Directive: The records that follow are to be repeated without alteration.

-- begin Stored data --

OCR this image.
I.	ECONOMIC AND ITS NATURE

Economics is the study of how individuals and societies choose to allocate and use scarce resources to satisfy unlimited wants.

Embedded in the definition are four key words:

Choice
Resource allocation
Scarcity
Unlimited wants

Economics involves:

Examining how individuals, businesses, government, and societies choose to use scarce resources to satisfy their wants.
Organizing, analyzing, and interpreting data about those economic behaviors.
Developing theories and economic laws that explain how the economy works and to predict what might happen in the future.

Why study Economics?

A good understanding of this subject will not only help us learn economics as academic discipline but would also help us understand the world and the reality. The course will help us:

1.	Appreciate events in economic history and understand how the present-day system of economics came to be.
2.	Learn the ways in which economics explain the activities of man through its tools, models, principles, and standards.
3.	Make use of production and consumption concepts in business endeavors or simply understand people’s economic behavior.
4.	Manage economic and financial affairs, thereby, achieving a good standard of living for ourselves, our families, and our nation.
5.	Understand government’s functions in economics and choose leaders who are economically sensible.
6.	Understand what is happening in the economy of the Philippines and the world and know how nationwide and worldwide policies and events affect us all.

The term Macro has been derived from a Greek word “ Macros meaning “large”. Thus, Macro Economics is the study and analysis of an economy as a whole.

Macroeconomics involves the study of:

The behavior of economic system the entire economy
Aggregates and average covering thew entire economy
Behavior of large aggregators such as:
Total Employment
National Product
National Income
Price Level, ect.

-- end Stored data --

Written reply:
OCR this image.
I.	ECONOMIC AND ITS NATURE

Economics is the study of how individuals and societies choose to allocate and use scarce resources to satisfy unlimited wants.

Embedded in the definition are four key words:

Choice
Resource allocation
Scarcity
Unlimited wants

Economics involves:

Examining how individuals, businesses, government, and societies choose to use scarce resources to satisfy their wants.
Organizing, analyzing, and interpreting data about those economic behaviors.
Developing theories and economic laws that explain how the economy works and to predict what might happen in the future.

Why study Economics?

A good understanding of this subject will not only help us learn economics as academic discipline but would also help us understand the world and the reality. The course will help us:

1.	Appreciate events in economic history and understand how the present-day system of economics came to be.
2.	Learn the ways in which economics explain the activities of man through its tools, models, principles, and standards.
3.	Make use of production and consumption concepts in business endeavors or simply understand people’s economic behavior.
4.	Manage economic and financial affairs, thereby, achieving a good standard of living for ourselves, our families, and our nation.
5.	Understand government’s functions in economics and choose leaders who are economically sensible.
6.	Understand what is happening in the economy of the Philippines and the world and know how nationwide and worldwide policies and events affect us all.

The term Macro has been derived from a Greek word “ Macros meaning “large”. Thus, Macro Economics is the study and analysis of an economy as a whole.

Macroeconomics involves the study of:

The behavior of economic system the entire economy
Aggregates and average covering thew entire economy
Behavior of large aggregators such as:
Total Employment
National Product
National Income
Price Level, ect.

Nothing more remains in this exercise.